◆ **What you will do**:
Below are some records. Copy every line in them that holds "Males".

□ □ □ □ □

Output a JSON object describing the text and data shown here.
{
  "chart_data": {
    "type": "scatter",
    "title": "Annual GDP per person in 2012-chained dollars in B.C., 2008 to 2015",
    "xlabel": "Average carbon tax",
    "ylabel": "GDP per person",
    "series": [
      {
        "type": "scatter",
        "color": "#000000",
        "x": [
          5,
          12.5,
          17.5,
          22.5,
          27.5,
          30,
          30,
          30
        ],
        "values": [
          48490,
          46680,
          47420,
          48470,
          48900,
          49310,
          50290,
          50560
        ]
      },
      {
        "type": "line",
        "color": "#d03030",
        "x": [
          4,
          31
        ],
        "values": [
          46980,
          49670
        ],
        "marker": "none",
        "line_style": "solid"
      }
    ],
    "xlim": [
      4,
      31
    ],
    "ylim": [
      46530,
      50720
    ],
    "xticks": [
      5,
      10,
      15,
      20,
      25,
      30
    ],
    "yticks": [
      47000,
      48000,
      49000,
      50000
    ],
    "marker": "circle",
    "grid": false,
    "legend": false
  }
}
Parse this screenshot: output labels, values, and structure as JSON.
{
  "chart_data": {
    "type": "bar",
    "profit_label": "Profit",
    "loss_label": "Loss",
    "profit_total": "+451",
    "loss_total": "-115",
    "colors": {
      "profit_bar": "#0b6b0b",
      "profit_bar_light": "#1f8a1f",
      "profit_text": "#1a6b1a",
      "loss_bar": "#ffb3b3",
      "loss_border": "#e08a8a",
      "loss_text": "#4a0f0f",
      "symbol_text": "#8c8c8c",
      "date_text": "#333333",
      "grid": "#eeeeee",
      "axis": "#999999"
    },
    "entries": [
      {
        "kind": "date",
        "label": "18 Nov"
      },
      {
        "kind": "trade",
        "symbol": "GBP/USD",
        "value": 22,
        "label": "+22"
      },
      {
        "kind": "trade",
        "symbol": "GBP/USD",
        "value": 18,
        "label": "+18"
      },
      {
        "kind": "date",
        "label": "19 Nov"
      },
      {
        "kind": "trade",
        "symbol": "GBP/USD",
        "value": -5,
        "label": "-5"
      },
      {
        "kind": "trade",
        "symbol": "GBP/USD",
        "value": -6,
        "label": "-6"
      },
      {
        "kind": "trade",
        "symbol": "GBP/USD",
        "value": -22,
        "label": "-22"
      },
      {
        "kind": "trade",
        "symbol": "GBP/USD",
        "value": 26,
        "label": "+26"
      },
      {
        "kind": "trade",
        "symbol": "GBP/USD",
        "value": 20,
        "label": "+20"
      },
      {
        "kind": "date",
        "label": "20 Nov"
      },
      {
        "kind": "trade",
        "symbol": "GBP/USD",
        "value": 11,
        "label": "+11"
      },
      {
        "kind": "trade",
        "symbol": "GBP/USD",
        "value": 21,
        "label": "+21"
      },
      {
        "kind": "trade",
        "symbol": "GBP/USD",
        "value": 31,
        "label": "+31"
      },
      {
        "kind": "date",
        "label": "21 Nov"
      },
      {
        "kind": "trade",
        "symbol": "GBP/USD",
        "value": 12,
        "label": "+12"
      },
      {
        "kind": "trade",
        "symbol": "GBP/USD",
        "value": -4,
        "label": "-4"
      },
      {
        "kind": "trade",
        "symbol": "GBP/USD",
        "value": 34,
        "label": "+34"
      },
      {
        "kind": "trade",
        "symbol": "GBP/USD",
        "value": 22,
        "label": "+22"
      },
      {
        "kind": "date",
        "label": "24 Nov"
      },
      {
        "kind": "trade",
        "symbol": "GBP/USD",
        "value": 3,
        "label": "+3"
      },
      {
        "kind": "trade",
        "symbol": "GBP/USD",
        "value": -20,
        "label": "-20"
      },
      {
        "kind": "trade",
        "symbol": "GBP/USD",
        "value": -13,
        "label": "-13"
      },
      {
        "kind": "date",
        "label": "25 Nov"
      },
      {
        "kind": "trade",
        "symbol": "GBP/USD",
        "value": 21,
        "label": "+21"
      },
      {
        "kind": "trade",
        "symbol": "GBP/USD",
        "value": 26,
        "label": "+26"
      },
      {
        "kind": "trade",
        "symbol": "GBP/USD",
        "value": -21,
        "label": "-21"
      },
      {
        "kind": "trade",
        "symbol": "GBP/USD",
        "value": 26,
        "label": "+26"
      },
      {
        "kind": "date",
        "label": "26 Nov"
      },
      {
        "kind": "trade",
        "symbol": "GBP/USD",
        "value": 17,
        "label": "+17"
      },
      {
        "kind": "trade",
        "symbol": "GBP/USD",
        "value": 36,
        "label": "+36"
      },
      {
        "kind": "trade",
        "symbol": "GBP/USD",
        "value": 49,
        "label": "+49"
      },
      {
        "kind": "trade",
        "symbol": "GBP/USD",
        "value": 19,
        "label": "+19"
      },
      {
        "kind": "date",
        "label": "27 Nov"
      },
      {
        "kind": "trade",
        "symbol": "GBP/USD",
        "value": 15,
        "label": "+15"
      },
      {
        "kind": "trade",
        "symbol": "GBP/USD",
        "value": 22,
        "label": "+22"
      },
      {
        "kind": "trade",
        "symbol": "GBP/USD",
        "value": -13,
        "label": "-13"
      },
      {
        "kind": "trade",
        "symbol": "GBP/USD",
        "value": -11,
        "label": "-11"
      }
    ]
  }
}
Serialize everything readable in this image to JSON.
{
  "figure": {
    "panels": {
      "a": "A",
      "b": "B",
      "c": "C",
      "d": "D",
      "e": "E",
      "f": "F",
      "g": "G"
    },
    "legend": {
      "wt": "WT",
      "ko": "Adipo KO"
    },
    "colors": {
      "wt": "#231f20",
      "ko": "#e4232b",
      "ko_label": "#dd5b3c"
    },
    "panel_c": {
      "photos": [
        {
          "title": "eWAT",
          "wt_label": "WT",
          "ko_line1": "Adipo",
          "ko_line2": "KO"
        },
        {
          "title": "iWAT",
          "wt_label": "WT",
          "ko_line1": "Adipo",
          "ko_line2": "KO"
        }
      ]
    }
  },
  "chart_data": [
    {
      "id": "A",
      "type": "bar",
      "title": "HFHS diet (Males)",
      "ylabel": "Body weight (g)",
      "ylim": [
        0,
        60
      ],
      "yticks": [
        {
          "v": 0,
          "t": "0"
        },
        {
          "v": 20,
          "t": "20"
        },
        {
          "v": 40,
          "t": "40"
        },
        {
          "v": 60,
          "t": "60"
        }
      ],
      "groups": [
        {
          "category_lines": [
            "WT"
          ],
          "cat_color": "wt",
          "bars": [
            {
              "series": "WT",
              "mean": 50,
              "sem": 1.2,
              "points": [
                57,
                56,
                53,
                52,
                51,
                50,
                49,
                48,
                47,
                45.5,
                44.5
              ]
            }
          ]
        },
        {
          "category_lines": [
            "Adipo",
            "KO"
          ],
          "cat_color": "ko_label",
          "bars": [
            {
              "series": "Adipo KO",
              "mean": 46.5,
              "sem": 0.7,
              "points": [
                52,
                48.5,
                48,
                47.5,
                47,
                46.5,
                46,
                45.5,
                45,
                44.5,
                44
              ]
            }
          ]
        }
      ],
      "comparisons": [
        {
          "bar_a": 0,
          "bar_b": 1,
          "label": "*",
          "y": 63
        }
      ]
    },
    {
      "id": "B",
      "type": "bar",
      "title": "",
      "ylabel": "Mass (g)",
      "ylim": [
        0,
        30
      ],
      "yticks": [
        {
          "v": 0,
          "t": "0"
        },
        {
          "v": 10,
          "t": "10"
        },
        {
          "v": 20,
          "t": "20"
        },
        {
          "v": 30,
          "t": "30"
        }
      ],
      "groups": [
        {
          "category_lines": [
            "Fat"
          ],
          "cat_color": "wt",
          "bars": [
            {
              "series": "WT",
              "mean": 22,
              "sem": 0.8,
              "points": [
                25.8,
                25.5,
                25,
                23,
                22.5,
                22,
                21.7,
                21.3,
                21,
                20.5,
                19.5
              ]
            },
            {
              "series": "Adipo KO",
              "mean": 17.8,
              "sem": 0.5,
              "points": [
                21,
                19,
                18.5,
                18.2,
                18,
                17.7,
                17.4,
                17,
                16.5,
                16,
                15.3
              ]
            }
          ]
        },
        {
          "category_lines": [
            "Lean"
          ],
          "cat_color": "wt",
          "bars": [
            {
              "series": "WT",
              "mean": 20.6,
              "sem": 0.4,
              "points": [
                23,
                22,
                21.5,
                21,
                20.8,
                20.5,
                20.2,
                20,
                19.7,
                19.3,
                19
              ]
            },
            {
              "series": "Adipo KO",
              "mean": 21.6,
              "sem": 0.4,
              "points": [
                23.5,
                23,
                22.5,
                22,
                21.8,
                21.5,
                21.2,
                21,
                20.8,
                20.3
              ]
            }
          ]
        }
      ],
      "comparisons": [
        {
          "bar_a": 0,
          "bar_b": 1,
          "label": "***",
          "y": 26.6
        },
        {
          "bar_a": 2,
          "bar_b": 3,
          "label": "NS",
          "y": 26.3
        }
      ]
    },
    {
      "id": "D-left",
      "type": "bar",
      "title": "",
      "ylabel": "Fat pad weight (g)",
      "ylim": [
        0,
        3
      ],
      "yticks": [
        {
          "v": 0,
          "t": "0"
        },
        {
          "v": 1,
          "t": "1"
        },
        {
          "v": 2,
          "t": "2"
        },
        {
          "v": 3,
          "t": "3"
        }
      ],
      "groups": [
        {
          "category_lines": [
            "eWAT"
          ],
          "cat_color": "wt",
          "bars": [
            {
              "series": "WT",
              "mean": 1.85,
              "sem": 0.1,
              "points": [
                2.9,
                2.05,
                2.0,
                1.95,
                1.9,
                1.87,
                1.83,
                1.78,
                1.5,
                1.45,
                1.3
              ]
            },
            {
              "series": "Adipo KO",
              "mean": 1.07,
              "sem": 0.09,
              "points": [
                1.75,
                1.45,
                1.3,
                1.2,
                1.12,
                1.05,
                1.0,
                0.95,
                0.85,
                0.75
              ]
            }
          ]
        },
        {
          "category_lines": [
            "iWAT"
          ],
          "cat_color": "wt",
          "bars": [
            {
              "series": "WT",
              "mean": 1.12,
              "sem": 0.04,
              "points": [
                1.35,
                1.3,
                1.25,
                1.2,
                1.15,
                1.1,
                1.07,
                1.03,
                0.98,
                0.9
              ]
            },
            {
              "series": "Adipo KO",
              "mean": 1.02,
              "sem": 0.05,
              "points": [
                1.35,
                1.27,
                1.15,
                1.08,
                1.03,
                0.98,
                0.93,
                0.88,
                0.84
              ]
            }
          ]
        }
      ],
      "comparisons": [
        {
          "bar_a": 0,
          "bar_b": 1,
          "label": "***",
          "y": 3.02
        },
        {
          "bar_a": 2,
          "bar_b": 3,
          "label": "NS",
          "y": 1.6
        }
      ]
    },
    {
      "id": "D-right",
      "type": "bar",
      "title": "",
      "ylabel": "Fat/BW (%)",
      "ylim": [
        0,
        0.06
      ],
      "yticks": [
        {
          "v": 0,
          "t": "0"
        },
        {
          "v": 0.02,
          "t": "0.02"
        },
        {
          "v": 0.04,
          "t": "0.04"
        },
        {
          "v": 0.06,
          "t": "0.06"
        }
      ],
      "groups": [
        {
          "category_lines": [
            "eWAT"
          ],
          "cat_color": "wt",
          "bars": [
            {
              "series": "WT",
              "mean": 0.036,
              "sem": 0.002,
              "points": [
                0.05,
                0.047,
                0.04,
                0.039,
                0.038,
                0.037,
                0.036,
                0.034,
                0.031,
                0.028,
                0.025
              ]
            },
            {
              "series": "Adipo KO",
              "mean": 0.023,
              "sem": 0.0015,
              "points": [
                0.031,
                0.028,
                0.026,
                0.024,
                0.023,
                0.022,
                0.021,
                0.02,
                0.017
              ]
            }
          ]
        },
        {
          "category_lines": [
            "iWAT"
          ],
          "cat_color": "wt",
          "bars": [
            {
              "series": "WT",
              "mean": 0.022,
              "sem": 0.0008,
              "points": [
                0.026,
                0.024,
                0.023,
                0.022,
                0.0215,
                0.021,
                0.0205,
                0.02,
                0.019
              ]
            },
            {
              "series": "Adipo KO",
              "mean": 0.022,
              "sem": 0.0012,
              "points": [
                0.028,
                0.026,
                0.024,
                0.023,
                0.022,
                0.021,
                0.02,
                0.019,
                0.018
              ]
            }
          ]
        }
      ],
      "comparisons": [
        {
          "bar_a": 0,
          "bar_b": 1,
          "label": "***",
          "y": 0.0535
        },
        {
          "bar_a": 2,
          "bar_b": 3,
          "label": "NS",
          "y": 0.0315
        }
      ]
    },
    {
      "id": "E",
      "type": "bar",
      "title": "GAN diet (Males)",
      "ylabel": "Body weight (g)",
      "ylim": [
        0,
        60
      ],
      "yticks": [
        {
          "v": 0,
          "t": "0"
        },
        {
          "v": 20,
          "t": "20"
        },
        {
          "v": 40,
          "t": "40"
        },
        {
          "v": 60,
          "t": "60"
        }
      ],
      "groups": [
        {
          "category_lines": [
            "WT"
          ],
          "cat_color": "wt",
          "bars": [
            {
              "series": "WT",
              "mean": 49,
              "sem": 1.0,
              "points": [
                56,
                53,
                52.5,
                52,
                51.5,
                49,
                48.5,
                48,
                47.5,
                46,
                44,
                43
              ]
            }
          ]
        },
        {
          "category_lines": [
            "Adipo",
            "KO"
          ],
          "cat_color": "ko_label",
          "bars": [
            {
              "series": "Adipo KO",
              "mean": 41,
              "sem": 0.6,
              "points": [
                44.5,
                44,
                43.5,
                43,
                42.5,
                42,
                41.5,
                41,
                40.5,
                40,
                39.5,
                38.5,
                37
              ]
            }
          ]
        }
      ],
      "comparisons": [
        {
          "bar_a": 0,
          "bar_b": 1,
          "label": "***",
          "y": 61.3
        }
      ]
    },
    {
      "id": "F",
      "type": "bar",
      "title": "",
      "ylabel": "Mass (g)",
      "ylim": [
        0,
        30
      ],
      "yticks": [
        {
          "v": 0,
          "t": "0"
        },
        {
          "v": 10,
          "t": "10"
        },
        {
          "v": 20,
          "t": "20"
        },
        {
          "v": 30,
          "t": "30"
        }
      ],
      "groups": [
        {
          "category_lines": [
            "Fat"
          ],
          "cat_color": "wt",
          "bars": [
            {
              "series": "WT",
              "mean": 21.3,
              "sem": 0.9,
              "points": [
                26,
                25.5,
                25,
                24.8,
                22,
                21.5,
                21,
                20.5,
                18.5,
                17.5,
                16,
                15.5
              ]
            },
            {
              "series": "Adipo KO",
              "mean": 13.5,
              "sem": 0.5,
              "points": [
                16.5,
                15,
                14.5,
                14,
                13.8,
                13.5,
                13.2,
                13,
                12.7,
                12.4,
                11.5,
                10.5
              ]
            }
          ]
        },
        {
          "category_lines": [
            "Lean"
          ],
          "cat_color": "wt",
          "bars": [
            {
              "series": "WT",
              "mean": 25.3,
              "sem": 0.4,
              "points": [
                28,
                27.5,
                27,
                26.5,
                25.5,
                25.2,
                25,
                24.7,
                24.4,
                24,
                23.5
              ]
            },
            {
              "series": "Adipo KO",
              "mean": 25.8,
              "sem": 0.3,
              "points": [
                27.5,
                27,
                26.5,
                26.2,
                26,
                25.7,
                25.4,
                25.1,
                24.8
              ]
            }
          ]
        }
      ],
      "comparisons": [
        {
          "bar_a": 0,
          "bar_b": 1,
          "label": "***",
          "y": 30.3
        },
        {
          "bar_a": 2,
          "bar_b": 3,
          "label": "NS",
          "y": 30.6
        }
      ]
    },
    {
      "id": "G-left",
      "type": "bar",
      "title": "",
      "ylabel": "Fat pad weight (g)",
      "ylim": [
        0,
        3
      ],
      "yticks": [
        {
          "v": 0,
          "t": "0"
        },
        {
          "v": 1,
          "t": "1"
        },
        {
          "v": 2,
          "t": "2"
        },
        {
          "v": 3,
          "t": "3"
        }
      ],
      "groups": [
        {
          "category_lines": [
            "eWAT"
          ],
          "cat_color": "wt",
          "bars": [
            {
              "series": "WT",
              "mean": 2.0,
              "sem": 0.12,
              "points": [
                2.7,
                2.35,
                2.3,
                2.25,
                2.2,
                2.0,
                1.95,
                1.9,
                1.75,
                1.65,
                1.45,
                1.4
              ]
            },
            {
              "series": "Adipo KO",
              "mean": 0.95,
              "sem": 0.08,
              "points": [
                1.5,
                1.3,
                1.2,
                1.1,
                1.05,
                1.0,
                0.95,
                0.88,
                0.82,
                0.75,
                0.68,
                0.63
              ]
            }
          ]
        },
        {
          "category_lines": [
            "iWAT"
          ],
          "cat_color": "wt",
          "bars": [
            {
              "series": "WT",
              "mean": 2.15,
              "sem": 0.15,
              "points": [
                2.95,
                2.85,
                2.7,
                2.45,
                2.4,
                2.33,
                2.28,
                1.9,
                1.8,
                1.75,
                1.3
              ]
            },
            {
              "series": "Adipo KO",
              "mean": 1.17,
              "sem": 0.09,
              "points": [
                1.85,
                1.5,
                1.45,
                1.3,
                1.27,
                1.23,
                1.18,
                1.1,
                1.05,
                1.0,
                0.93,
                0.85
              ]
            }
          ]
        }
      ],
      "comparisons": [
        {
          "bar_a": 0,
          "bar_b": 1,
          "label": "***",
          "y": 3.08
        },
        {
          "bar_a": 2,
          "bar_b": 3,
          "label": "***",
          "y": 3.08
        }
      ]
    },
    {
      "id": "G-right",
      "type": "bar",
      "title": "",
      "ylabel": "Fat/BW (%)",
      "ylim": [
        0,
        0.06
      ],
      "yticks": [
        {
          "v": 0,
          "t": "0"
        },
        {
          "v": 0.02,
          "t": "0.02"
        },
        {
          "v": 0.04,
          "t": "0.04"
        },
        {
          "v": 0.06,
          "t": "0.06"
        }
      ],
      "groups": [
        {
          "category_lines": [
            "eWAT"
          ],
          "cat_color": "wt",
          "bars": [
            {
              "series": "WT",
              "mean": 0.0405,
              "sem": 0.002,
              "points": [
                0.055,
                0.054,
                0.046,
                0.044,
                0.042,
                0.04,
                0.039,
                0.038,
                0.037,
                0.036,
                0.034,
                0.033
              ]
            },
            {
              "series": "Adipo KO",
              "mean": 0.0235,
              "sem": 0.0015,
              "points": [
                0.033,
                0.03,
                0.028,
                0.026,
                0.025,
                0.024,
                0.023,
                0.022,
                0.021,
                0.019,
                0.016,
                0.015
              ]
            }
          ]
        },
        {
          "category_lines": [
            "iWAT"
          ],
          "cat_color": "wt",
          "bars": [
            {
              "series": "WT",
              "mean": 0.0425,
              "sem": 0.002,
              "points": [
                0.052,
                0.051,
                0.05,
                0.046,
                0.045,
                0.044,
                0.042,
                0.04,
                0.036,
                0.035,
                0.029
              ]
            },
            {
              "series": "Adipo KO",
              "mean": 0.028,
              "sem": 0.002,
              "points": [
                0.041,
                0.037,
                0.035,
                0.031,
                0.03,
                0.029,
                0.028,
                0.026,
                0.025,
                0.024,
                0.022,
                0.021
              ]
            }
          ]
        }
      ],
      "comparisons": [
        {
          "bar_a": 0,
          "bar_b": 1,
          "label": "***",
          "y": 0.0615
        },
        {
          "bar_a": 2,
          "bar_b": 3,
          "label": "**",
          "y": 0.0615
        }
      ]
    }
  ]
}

□ □ □ □ □

◆ **Answer to the exercise**:
      "title": "HFHS diet (Males)",
      "title": "GAN diet (Males)",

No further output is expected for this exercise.